** Start of Extracted data **

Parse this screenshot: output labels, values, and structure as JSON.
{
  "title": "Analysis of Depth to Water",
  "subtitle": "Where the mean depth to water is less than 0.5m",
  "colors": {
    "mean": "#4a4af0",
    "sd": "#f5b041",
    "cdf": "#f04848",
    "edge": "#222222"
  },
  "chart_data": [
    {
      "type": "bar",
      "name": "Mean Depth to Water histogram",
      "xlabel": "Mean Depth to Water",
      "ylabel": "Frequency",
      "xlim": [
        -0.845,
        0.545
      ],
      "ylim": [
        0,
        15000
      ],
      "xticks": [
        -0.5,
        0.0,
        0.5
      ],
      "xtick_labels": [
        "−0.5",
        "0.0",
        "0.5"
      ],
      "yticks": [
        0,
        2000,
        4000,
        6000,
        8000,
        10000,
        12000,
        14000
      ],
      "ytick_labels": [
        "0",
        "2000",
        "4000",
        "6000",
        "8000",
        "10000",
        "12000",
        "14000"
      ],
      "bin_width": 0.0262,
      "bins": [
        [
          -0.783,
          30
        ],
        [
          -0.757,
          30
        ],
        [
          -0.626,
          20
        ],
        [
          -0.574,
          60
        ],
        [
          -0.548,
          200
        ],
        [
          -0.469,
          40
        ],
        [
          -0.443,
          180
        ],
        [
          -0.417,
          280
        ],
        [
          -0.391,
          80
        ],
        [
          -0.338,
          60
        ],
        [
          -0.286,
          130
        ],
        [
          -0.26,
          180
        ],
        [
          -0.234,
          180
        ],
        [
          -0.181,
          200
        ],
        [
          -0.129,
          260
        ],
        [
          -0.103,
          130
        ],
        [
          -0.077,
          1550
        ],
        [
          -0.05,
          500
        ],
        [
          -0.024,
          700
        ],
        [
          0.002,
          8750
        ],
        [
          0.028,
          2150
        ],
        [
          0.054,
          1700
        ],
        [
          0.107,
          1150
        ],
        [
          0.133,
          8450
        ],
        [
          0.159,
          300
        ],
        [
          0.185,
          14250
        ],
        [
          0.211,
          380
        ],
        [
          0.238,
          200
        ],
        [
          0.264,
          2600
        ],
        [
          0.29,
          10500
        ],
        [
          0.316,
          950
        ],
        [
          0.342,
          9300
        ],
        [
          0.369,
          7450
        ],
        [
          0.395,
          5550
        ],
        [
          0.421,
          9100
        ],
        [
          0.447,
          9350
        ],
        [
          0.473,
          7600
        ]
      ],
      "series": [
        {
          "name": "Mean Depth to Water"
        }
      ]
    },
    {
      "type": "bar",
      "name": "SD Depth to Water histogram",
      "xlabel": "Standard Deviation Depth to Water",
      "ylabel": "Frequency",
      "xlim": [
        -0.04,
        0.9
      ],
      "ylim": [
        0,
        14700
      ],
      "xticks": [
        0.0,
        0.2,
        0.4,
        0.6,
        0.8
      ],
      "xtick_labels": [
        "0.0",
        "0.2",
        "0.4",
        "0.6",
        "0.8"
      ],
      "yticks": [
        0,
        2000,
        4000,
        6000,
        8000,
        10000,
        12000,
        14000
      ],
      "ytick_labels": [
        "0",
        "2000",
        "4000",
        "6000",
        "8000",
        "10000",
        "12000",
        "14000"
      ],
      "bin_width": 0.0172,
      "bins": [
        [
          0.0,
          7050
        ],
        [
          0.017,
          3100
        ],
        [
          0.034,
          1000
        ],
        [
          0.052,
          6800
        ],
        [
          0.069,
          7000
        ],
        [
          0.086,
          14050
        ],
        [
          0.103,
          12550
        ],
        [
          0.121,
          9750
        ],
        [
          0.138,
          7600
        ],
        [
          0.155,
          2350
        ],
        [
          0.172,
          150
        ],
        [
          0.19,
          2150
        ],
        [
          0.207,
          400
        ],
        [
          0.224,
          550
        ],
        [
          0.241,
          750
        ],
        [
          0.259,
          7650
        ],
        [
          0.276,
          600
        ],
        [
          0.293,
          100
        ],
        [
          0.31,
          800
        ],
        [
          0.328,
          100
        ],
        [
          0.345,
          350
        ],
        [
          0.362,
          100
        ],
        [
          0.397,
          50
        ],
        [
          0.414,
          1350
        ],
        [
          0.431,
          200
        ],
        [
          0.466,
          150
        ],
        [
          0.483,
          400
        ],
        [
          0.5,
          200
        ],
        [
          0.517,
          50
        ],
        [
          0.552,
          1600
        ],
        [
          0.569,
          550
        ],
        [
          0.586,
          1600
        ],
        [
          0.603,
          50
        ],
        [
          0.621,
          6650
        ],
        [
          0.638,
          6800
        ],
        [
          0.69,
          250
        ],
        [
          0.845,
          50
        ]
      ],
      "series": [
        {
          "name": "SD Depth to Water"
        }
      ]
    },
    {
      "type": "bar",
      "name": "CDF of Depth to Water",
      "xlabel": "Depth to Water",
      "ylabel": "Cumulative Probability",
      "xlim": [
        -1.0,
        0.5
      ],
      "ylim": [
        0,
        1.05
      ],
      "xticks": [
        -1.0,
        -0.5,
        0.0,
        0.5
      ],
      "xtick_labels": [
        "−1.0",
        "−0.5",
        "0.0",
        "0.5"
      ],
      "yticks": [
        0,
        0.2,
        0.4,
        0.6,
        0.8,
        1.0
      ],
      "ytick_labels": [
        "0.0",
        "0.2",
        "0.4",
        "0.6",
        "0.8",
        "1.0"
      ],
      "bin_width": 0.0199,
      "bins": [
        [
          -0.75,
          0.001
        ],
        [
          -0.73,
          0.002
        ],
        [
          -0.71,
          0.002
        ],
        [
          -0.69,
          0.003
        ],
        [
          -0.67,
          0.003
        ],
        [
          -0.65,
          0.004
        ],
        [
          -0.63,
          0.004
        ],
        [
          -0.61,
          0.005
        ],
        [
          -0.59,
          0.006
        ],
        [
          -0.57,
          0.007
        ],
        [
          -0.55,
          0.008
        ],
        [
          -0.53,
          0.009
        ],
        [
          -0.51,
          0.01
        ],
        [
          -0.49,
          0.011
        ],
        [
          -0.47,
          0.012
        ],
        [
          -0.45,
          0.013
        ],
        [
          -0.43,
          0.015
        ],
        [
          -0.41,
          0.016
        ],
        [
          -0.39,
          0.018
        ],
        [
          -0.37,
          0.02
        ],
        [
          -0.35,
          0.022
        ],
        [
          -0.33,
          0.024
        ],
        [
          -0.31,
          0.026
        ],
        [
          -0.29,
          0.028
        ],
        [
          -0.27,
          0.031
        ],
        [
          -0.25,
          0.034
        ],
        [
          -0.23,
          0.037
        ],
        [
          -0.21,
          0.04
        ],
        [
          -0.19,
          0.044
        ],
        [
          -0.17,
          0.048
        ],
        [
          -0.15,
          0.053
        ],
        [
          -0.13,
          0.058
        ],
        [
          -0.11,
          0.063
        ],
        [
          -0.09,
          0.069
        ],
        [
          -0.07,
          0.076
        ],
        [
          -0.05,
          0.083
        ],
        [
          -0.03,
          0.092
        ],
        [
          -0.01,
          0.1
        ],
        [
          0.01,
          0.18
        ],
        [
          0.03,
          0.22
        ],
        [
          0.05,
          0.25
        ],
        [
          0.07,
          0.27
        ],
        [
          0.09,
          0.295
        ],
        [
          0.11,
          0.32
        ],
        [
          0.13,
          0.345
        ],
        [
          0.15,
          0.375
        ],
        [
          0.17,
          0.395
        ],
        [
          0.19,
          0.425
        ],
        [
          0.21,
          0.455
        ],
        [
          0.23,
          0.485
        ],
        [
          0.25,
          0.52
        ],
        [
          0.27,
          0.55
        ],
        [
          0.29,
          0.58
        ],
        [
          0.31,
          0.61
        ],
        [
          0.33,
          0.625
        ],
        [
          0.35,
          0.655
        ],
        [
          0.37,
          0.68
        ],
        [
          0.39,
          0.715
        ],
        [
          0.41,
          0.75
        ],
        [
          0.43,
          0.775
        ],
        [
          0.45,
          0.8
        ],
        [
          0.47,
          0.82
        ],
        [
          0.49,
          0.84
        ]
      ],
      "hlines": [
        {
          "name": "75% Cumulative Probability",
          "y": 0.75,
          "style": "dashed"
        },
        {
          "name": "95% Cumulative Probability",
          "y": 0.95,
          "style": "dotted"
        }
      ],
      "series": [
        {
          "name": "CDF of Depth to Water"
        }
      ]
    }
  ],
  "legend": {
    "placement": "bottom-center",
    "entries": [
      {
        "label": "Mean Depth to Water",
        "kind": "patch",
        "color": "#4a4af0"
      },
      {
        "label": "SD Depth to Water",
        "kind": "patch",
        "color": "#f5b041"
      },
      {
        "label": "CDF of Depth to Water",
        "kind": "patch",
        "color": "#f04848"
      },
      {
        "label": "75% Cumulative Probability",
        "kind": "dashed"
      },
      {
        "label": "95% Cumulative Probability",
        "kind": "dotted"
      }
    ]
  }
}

** End of Extracted data **

> [Task statement] For each line in the data above that contains the string "xlabel", extract the line.

> [Full response]
      "xlabel": "Mean Depth to Water",
      "xlabel": "Standard Deviation Depth to Water",
      "xlabel": "Depth to Water",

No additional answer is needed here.